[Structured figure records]
· · · ·
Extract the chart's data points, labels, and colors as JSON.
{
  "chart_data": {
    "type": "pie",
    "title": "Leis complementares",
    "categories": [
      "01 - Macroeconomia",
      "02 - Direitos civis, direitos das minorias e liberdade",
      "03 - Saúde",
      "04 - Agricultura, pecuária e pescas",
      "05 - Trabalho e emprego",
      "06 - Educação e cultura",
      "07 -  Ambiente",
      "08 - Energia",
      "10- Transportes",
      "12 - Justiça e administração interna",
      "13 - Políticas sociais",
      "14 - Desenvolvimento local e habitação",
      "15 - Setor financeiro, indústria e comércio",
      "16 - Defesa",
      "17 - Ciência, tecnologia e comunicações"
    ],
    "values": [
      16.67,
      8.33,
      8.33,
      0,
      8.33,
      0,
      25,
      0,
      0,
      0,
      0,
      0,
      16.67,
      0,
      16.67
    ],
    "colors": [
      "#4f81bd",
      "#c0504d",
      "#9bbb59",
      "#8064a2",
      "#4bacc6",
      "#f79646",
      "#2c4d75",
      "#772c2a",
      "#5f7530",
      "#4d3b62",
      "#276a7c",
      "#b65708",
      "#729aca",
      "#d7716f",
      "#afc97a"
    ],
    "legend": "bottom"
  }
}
· · · ·
| EXERCISE GOAL |
Scan the listing above. Collect all lines with the word "colors".

| WORKED SOLUTION |
Extract the chart's data points, labels, and colors as JSON.
    "colors": [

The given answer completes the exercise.